#### [Objective]
Collect every line of the listing that contains the string "YEARS", matching case exactly.

#### [The records]
** START **

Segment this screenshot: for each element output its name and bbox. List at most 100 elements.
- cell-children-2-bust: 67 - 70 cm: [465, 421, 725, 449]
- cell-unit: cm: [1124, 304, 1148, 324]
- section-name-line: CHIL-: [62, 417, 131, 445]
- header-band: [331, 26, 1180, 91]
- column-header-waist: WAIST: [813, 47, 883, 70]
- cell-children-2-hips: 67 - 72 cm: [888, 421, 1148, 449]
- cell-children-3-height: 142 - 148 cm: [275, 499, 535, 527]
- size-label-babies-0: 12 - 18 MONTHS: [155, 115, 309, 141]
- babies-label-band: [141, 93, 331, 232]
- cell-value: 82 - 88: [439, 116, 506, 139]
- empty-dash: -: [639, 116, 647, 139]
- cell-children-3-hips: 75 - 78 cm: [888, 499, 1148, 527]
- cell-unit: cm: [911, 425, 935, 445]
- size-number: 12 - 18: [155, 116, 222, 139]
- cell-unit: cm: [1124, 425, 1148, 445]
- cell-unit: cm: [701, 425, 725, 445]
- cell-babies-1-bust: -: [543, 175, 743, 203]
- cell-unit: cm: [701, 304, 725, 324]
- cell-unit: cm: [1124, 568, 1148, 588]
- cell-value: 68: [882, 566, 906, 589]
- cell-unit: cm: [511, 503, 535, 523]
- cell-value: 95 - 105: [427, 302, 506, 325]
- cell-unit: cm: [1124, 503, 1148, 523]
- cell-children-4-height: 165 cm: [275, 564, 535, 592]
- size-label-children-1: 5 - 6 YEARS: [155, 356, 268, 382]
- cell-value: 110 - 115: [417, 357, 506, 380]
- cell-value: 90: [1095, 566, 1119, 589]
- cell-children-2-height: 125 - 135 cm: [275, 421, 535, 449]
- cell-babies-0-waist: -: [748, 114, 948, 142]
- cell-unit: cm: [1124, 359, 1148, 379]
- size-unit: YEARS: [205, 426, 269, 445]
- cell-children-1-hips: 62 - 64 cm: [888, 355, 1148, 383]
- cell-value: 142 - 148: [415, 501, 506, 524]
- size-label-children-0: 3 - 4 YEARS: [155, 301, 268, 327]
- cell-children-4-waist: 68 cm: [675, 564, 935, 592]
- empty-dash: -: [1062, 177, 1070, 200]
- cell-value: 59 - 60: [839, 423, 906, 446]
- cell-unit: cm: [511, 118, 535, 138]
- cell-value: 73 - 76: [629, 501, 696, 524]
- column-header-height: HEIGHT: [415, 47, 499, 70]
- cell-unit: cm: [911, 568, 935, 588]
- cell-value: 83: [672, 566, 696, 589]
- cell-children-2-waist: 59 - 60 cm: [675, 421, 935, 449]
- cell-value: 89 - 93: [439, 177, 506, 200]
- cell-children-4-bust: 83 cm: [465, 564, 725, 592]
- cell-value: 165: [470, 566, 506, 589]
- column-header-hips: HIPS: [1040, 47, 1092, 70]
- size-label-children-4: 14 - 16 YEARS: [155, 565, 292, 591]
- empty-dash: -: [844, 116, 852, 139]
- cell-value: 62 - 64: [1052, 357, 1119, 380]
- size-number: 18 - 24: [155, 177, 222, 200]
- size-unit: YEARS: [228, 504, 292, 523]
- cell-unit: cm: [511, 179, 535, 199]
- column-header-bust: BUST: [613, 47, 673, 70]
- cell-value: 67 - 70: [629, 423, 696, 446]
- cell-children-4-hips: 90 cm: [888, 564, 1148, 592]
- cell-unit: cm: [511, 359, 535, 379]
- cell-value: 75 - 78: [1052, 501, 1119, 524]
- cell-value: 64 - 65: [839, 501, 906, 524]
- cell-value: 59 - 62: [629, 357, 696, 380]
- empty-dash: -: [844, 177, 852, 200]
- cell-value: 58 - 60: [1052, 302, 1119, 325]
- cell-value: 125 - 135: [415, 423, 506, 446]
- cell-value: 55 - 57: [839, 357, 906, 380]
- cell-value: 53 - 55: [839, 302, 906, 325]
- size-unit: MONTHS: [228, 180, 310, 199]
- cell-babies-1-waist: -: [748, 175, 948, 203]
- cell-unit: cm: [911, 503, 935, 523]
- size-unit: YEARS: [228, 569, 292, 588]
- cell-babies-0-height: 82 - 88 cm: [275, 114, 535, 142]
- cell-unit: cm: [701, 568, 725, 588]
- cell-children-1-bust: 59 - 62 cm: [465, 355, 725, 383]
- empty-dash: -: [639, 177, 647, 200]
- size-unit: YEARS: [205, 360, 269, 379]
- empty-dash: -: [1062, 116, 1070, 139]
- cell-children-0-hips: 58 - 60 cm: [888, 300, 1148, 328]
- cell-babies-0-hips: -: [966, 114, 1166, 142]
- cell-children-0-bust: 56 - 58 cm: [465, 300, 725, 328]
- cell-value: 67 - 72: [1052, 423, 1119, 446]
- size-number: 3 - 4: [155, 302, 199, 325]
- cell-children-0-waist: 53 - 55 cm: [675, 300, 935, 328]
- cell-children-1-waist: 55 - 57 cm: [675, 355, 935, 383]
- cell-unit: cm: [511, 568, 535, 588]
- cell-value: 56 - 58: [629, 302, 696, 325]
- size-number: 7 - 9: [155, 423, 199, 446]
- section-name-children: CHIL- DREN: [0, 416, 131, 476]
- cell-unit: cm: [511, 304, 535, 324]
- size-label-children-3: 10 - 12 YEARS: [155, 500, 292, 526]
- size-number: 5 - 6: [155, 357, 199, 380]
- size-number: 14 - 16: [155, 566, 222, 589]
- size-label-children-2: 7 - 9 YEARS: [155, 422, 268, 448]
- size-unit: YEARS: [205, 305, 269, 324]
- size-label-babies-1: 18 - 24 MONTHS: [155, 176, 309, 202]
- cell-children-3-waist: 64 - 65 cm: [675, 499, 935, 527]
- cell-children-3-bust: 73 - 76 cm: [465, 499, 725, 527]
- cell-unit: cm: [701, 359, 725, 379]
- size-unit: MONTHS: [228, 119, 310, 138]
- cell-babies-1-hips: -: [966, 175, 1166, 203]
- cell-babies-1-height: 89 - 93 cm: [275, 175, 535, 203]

** END **

#### [Solution below]
- size-label-children-1: 5 - 6 YEARS: [155, 356, 268, 382]
- size-unit: YEARS: [205, 426, 269, 445]
- size-label-children-0: 3 - 4 YEARS: [155, 301, 268, 327]
- size-label-children-4: 14 - 16 YEARS: [155, 565, 292, 591]
- size-unit: YEARS: [228, 504, 292, 523]
- size-unit: YEARS: [228, 569, 292, 588]
- size-unit: YEARS: [205, 360, 269, 379]
- size-label-children-3: 10 - 12 YEARS: [155, 500, 292, 526]
- size-label-children-2: 7 - 9 YEARS: [155, 422, 268, 448]
- size-unit: YEARS: [205, 305, 269, 324]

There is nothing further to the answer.